[AIM OF THE EXERCISE]:
Write out each line exactly as it stands, please.

[SOURCE MATERIAL]:
------------------------
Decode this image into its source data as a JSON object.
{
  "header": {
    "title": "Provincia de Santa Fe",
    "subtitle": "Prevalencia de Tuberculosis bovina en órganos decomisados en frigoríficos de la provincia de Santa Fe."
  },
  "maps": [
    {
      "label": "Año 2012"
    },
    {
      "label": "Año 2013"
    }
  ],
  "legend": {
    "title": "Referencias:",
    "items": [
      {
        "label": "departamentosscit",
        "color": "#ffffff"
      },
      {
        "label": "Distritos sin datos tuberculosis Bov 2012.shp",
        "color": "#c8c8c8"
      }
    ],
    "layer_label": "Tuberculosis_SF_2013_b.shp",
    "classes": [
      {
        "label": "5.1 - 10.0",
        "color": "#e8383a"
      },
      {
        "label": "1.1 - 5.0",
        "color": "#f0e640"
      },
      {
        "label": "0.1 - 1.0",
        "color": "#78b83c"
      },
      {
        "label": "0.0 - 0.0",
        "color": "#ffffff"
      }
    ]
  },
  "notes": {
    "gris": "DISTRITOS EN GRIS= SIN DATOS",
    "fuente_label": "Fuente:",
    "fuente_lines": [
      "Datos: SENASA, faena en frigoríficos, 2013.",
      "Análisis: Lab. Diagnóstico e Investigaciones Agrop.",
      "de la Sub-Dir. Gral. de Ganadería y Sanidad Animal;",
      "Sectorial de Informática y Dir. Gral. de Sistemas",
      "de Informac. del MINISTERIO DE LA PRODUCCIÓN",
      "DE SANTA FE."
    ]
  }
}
------------------------
[EXERCISE OUTPUT]:
Decode this image into its source data as a JSON object.
{
  "header": {
    "title": "Provincia de Santa Fe",
    "subtitle": "Prevalencia de Tuberculosis bovina en órganos decomisados en frigoríficos de la provincia de Santa Fe."
  },
  "maps": [
    {
      "label": "Año 2012"
    },
    {
      "label": "Año 2013"
    }
  ],
  "legend": {
    "title": "Referencias:",
    "items": [
      {
        "label": "departamentosscit",
        "color": "#ffffff"
      },
      {
        "label": "Distritos sin datos tuberculosis Bov 2012.shp",
        "color": "#c8c8c8"
      }
    ],
    "layer_label": "Tuberculosis_SF_2013_b.shp",
    "classes": [
      {
        "label": "5.1 - 10.0",
        "color": "#e8383a"
      },
      {
        "label": "1.1 - 5.0",
        "color": "#f0e640"
      },
      {
        "label": "0.1 - 1.0",
        "color": "#78b83c"
      },
      {
        "label": "0.0 - 0.0",
        "color": "#ffffff"
      }
    ]
  },
  "notes": {
    "gris": "DISTRITOS EN GRIS= SIN DATOS",
    "fuente_label": "Fuente:",
    "fuente_lines": [
      "Datos: SENASA, faena en frigoríficos, 2013.",
      "Análisis: Lab. Diagnóstico e Investigaciones Agrop.",
      "de la Sub-Dir. Gral. de Ganadería y Sanidad Animal;",
      "Sectorial de Informática y Dir. Gral. de Sistemas",
      "de Informac. del MINISTERIO DE LA PRODUCCIÓN",
      "DE SANTA FE."
    ]
  }
}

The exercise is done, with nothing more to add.